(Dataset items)

━━━━━━━━━━━━━━━━━━━━

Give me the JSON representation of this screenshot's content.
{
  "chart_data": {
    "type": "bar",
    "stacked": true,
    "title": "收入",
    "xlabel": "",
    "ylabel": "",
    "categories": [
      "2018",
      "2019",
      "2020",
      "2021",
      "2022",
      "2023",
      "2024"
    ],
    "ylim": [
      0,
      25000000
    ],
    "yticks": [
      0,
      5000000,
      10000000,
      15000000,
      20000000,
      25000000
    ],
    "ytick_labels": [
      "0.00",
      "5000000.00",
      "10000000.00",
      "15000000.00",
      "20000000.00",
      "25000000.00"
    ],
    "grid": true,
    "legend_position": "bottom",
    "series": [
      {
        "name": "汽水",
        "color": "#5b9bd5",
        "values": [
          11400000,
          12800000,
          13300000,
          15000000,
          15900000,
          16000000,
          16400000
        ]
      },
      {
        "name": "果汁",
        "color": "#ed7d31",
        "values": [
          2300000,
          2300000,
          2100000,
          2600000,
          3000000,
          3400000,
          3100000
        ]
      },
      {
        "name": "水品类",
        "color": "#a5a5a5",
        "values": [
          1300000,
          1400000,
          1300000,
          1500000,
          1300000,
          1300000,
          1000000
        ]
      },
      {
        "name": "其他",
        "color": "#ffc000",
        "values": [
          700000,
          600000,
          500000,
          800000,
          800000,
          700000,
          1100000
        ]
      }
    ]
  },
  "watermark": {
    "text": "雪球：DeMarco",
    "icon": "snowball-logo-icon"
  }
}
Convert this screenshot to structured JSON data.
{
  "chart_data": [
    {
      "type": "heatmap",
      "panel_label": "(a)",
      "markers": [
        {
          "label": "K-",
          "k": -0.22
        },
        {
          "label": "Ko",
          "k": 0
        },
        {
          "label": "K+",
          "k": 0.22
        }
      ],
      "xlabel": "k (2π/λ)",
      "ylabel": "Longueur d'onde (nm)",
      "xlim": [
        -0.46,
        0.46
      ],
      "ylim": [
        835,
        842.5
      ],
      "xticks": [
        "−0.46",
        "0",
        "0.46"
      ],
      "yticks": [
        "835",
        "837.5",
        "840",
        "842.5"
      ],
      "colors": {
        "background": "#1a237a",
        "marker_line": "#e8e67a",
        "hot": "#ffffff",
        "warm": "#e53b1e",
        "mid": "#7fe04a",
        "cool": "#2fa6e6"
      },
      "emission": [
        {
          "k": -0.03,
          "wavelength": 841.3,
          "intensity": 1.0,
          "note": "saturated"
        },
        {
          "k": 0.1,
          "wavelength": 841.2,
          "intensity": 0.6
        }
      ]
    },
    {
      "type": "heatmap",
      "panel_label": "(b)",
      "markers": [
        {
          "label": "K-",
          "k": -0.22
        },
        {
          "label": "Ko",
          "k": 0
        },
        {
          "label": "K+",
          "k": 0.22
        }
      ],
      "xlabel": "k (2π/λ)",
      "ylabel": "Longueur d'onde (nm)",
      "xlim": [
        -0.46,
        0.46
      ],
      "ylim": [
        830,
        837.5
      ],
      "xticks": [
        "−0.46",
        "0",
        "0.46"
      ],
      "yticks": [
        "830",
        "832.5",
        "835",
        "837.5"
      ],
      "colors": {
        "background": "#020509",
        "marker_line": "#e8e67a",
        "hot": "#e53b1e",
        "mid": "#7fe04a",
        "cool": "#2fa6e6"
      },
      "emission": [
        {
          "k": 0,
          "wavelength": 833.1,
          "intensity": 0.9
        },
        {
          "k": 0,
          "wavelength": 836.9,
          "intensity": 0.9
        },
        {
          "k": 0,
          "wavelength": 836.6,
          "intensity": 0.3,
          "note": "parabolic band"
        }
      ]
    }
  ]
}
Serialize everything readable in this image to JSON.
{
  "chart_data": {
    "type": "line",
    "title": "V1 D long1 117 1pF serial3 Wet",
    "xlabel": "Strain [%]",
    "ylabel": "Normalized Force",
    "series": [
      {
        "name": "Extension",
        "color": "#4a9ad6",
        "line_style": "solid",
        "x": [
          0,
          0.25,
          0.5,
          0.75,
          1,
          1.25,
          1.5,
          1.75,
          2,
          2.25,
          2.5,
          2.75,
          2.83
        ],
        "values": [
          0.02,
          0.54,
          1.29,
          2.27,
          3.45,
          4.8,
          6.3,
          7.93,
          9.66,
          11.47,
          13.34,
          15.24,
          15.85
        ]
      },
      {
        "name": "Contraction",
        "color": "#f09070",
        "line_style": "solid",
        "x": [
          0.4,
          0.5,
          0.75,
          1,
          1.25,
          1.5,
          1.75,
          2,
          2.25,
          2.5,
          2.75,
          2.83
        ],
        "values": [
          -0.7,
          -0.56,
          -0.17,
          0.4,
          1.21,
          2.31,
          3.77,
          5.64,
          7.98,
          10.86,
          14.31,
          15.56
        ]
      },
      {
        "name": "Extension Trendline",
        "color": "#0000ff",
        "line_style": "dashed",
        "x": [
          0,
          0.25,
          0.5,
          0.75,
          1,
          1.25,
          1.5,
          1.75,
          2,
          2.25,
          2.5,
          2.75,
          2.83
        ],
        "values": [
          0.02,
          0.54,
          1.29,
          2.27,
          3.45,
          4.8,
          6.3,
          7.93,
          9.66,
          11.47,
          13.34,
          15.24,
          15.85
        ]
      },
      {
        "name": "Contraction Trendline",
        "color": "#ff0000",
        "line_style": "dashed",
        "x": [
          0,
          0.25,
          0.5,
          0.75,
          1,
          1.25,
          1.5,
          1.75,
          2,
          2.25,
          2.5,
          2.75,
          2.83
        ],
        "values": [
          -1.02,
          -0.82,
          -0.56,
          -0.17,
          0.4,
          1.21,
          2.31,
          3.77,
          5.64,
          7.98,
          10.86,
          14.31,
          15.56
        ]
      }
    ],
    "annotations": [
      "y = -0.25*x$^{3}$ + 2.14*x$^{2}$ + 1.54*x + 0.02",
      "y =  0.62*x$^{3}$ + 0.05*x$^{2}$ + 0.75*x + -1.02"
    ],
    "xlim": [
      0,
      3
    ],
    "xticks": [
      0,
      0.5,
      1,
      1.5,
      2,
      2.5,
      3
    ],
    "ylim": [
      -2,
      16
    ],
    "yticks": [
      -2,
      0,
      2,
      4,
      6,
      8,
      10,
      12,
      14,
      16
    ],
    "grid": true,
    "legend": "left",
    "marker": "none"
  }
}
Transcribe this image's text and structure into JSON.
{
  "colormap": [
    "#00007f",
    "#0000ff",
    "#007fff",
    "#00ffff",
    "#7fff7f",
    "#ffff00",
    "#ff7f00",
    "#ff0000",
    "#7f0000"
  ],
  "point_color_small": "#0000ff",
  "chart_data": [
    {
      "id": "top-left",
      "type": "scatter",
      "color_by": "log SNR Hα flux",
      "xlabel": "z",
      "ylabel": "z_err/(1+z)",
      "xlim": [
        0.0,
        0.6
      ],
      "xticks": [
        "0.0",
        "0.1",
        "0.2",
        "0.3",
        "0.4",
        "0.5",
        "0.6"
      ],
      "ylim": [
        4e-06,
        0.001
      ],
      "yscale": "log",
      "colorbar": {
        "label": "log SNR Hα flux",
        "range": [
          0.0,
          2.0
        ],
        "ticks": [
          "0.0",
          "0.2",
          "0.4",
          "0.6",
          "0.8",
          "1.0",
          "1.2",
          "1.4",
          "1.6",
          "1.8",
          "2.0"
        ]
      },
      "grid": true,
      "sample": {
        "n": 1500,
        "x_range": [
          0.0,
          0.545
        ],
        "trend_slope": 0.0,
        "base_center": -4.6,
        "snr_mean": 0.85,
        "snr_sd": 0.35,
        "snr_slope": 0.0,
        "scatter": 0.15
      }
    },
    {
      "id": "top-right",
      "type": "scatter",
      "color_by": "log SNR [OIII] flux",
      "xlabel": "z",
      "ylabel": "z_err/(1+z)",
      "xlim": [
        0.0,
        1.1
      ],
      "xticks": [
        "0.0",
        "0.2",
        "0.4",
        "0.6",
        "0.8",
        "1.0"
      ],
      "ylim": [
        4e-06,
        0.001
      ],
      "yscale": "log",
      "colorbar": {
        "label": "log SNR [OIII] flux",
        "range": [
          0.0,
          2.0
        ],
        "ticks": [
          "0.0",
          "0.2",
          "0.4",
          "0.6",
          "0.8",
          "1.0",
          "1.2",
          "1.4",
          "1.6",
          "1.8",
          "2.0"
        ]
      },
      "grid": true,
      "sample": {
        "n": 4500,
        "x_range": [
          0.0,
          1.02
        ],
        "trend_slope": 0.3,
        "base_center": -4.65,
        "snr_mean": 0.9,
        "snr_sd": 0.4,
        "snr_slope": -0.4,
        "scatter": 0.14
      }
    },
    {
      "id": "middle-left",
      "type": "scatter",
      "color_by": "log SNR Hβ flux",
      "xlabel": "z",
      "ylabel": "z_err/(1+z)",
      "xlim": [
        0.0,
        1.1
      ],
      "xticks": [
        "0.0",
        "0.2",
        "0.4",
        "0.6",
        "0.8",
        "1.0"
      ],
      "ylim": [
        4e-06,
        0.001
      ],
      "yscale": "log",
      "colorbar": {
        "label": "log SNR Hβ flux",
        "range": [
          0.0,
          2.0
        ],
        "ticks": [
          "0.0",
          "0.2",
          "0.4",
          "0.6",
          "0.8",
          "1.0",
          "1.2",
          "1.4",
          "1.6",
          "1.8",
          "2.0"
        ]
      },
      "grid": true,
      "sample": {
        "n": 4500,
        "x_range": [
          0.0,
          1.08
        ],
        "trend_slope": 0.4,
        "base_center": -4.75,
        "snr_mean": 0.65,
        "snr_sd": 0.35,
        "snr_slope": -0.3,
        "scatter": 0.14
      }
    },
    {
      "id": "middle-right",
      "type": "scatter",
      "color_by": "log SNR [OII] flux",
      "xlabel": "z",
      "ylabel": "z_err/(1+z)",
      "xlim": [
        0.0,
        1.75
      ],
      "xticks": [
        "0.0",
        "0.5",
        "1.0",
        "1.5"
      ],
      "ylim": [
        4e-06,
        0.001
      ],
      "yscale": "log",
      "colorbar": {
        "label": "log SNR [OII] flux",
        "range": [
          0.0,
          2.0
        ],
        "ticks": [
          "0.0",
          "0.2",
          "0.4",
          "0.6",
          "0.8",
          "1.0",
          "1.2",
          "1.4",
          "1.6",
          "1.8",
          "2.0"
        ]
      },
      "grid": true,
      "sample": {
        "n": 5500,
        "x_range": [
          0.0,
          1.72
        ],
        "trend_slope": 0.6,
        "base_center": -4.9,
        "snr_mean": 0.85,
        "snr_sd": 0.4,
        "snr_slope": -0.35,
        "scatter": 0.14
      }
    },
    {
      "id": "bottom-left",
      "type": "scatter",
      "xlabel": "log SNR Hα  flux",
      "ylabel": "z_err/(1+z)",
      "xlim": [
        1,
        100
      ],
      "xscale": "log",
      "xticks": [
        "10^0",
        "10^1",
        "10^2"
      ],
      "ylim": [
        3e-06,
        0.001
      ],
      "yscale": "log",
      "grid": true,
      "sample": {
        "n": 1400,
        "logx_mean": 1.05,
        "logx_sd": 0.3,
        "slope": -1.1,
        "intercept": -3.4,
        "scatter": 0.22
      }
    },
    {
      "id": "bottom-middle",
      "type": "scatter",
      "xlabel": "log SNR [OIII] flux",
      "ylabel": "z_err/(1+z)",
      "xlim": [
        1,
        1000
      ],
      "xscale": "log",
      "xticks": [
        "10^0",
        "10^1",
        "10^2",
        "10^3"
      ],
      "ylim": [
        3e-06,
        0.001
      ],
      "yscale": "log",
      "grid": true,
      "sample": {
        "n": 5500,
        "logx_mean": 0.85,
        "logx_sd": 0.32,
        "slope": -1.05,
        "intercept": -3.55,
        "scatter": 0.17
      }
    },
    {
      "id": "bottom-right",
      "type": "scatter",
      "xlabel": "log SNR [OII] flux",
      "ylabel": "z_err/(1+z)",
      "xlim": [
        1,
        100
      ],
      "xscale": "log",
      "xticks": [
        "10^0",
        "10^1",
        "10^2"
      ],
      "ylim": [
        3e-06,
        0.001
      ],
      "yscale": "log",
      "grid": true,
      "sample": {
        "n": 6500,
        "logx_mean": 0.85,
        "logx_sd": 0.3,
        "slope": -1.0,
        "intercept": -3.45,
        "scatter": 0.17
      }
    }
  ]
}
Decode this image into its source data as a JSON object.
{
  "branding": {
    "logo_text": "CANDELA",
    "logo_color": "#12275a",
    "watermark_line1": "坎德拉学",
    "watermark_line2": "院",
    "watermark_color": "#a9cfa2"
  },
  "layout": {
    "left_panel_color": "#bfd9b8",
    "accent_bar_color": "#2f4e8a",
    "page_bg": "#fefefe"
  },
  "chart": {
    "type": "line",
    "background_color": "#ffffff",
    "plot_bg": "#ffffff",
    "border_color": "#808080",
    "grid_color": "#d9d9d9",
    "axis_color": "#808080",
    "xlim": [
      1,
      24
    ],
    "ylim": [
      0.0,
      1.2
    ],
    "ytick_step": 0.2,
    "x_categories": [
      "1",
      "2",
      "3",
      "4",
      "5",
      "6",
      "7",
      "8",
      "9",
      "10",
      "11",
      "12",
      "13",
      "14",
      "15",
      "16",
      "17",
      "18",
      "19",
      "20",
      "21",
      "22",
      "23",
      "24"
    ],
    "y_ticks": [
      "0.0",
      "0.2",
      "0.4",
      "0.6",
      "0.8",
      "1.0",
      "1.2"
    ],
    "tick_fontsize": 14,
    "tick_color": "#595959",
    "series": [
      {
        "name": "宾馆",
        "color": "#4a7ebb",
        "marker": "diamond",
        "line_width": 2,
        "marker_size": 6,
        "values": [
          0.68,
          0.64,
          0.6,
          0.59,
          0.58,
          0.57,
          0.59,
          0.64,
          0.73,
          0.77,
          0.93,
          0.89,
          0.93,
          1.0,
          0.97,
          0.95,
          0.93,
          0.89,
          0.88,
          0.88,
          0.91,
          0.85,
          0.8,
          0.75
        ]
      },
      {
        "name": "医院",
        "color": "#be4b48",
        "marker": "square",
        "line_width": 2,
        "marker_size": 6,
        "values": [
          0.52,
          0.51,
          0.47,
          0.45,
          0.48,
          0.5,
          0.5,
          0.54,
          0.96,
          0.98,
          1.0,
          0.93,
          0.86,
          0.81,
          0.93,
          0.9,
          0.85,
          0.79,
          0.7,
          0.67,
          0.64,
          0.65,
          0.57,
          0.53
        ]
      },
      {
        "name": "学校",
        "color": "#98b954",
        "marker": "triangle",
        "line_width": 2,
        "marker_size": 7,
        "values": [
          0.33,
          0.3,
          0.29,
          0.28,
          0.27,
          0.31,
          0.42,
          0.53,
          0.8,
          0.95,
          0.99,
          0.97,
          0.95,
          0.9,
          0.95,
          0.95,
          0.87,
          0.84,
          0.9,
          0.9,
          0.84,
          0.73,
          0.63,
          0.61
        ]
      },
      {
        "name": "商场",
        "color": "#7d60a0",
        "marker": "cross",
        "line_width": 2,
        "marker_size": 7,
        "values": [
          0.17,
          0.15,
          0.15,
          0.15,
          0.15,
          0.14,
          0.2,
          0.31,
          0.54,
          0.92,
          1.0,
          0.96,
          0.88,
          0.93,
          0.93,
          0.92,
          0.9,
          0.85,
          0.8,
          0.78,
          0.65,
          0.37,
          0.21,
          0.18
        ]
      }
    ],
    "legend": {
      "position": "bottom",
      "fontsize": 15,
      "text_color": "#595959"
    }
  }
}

━━━━━━━━━━━━━━━━━━━━

### JOB
Pull out each line of the records holding the string "name".

### ANSWER TO THE TASK
        "name": "汽水",
        "name": "果汁",
        "name": "水品类",
        "name": "其他",
        "name": "Extension",
        "name": "Contraction",
        "name": "Extension Trendline",
        "name": "Contraction Trendline",
        "name": "宾馆",
        "name": "医院",
        "name": "学校",
        "name": "商场",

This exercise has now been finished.